» WORK TO BE COMPLETED
In the data below, find the line containing "Convert this screenshot"; reproduce that line and all subsequent lines exactly, and nothing else.

» EXCERPTED RECORDS
— begin —

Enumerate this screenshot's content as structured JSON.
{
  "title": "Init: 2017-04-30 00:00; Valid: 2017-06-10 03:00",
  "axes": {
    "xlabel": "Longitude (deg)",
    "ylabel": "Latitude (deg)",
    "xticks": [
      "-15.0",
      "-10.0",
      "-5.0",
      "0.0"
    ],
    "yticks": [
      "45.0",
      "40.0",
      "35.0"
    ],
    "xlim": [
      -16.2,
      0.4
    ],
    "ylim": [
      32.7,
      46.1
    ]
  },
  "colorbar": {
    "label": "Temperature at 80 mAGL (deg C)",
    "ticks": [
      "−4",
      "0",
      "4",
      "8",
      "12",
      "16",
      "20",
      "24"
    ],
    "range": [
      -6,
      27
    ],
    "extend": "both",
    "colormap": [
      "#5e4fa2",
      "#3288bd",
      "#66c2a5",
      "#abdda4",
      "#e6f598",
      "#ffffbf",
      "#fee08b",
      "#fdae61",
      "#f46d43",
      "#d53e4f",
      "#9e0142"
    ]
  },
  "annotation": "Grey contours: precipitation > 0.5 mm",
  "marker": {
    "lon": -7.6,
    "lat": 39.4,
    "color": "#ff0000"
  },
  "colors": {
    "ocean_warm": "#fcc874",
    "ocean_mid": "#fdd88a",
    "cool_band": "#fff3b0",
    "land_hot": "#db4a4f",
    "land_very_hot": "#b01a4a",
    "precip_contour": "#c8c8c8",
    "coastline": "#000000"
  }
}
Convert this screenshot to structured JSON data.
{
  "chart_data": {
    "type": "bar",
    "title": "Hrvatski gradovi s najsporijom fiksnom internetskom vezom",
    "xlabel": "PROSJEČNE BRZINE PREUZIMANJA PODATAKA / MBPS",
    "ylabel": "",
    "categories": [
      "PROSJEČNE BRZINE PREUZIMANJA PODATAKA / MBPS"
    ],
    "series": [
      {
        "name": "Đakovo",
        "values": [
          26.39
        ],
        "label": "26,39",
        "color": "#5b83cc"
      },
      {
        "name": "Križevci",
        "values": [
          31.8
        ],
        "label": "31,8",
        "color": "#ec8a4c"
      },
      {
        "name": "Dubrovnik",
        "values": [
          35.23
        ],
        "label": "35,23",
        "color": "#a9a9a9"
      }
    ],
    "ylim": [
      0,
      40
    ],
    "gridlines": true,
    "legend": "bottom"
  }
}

— end —

» REPLY
Convert this screenshot to structured JSON data.
{
  "chart_data": {
    "type": "bar",
    "title": "Hrvatski gradovi s najsporijom fiksnom internetskom vezom",
    "xlabel": "PROSJEČNE BRZINE PREUZIMANJA PODATAKA / MBPS",
    "ylabel": "",
    "categories": [
      "PROSJEČNE BRZINE PREUZIMANJA PODATAKA / MBPS"
    ],
    "series": [
      {
        "name": "Đakovo",
        "values": [
          26.39
        ],
        "label": "26,39",
        "color": "#5b83cc"
      },
      {
        "name": "Križevci",
        "values": [
          31.8
        ],
        "label": "31,8",
        "color": "#ec8a4c"
      },
      {
        "name": "Dubrovnik",
        "values": [
          35.23
        ],
        "label": "35,23",
        "color": "#a9a9a9"
      }
    ],
    "ylim": [
      0,
      40
    ],
    "gridlines": true,
    "legend": "bottom"
  }
}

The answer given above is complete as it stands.